# START OF ENTRIES PROVIDED

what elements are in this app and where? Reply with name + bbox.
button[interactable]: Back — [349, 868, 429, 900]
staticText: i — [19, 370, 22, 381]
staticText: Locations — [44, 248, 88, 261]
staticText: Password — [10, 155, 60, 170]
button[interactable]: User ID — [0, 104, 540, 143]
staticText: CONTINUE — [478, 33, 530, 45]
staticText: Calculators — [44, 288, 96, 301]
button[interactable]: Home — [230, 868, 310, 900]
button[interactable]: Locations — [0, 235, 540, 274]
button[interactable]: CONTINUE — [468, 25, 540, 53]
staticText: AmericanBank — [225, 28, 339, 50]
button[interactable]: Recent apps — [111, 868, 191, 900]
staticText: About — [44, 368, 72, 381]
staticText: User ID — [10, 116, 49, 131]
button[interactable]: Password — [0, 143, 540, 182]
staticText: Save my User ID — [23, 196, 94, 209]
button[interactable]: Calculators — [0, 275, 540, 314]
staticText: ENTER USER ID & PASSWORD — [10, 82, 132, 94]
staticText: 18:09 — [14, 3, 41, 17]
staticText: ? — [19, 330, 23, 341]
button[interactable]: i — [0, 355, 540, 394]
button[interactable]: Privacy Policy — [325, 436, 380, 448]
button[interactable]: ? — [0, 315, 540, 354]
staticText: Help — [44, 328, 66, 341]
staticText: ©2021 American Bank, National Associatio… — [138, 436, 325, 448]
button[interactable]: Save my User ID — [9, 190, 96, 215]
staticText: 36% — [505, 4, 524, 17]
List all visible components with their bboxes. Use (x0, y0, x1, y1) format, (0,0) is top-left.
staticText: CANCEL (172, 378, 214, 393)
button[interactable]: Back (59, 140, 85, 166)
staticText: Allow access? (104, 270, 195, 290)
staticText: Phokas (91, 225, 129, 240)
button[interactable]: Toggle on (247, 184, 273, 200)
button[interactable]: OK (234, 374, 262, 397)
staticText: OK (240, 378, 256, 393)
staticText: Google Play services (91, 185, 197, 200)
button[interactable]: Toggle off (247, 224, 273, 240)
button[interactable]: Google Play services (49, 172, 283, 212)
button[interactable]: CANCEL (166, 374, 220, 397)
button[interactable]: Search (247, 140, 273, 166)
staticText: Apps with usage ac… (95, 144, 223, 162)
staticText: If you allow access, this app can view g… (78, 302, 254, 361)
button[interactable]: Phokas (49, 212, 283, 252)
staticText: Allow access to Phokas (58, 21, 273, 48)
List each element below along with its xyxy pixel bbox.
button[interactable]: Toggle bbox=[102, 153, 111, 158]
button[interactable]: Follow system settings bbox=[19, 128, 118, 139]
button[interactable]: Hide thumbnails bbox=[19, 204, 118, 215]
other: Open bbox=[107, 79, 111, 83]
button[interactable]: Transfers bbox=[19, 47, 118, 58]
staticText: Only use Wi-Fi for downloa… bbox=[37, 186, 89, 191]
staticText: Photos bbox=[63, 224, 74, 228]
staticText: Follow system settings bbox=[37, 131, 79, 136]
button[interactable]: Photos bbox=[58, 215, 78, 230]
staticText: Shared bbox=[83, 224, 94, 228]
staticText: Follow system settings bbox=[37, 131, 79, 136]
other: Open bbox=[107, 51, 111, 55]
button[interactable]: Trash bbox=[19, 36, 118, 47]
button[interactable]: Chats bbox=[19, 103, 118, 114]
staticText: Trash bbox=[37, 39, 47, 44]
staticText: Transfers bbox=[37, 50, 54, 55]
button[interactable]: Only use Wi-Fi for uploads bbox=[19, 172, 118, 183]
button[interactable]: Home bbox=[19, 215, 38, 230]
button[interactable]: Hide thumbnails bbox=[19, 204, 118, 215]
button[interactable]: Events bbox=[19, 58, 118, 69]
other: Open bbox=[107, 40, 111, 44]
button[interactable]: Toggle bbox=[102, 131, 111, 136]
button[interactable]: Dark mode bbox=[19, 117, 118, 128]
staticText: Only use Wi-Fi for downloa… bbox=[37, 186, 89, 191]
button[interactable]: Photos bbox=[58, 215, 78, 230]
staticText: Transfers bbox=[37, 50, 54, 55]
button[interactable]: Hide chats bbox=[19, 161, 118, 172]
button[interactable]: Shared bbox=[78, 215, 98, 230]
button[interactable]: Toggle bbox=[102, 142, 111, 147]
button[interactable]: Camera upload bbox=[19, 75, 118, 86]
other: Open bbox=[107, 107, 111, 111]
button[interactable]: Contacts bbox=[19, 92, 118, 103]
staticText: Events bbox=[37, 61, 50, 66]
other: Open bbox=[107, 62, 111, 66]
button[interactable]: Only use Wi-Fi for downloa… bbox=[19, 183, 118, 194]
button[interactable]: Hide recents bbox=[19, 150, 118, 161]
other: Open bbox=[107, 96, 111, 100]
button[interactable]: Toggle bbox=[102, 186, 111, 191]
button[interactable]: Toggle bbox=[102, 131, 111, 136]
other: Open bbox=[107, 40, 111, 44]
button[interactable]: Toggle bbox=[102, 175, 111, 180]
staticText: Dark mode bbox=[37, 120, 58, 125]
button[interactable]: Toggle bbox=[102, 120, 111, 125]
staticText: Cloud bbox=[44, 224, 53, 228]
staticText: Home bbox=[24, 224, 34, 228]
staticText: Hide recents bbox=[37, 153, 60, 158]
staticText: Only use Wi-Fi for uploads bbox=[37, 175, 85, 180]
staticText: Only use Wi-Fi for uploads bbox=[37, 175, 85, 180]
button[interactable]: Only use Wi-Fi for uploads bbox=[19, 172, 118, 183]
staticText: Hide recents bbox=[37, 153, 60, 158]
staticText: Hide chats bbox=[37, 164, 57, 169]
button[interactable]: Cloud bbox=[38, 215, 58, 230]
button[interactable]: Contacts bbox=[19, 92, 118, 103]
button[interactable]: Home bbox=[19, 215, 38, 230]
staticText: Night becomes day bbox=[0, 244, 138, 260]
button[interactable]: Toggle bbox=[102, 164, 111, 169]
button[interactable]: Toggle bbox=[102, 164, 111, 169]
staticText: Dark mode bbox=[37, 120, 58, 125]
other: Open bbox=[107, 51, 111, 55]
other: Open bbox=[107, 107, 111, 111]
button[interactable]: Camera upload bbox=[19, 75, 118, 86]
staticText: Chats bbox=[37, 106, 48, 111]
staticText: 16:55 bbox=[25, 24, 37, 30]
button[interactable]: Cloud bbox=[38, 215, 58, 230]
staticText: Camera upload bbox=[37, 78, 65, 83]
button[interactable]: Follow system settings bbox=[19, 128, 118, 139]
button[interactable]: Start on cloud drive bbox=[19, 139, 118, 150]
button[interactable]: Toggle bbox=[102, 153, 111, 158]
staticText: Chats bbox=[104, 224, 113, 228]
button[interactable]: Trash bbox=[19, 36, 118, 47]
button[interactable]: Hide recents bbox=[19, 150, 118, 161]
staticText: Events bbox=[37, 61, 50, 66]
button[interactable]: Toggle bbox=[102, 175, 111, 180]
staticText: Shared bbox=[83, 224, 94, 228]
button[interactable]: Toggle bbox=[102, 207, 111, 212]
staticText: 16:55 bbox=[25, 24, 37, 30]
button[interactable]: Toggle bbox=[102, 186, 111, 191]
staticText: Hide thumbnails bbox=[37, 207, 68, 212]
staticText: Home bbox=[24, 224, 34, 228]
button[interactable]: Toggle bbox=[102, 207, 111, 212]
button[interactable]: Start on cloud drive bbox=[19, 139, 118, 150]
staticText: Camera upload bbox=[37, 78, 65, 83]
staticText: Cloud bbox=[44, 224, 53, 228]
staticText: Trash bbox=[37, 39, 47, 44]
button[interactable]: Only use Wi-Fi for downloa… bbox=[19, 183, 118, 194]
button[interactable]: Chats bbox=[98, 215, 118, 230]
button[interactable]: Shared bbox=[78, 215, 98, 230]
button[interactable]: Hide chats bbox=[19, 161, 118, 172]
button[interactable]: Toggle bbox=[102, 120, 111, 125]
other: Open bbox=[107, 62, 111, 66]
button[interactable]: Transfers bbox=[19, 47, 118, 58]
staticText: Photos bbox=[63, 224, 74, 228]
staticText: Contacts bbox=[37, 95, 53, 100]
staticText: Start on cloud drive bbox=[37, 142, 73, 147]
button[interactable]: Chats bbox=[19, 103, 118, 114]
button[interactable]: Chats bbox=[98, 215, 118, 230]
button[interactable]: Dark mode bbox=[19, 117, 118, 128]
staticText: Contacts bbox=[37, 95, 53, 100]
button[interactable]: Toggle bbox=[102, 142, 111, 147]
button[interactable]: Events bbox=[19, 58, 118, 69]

# END OF ENTRIES PROVIDED

### WHAT YOU SHOULD DO:
Repeat the rows above word for word, beginning with the first one and ending with the row that contains "button[interactable]: Toggle off".

### EXERCISE RESULT:
what elements are in this app and where? Reply with name + bbox.
button[interactable]: Back — [349, 868, 429, 900]
staticText: i — [19, 370, 22, 381]
staticText: Locations — [44, 248, 88, 261]
staticText: Password — [10, 155, 60, 170]
button[interactable]: User ID — [0, 104, 540, 143]
staticText: CONTINUE — [478, 33, 530, 45]
staticText: Calculators — [44, 288, 96, 301]
button[interactable]: Home — [230, 868, 310, 900]
button[interactable]: Locations — [0, 235, 540, 274]
button[interactable]: CONTINUE — [468, 25, 540, 53]
staticText: AmericanBank — [225, 28, 339, 50]
button[interactable]: Recent apps — [111, 868, 191, 900]
staticText: About — [44, 368, 72, 381]
staticText: User ID — [10, 116, 49, 131]
button[interactable]: Password — [0, 143, 540, 182]
staticText: Save my User ID — [23, 196, 94, 209]
button[interactable]: Calculators — [0, 275, 540, 314]
staticText: ENTER USER ID & PASSWORD — [10, 82, 132, 94]
staticText: 18:09 — [14, 3, 41, 17]
staticText: ? — [19, 330, 23, 341]
button[interactable]: i — [0, 355, 540, 394]
button[interactable]: Privacy Policy — [325, 436, 380, 448]
button[interactable]: ? — [0, 315, 540, 354]
staticText: Help — [44, 328, 66, 341]
staticText: ©2021 American Bank, National Associatio… — [138, 436, 325, 448]
button[interactable]: Save my User ID — [9, 190, 96, 215]
staticText: 36% — [505, 4, 524, 17]
List all visible components with their bboxes. Use (x0, y0, x1, y1) format, (0,0) is top-left.
staticText: CANCEL (172, 378, 214, 393)
button[interactable]: Back (59, 140, 85, 166)
staticText: Allow access? (104, 270, 195, 290)
staticText: Phokas (91, 225, 129, 240)
button[interactable]: Toggle on (247, 184, 273, 200)
button[interactable]: OK (234, 374, 262, 397)
staticText: OK (240, 378, 256, 393)
staticText: Google Play services (91, 185, 197, 200)
button[interactable]: Toggle off (247, 224, 273, 240)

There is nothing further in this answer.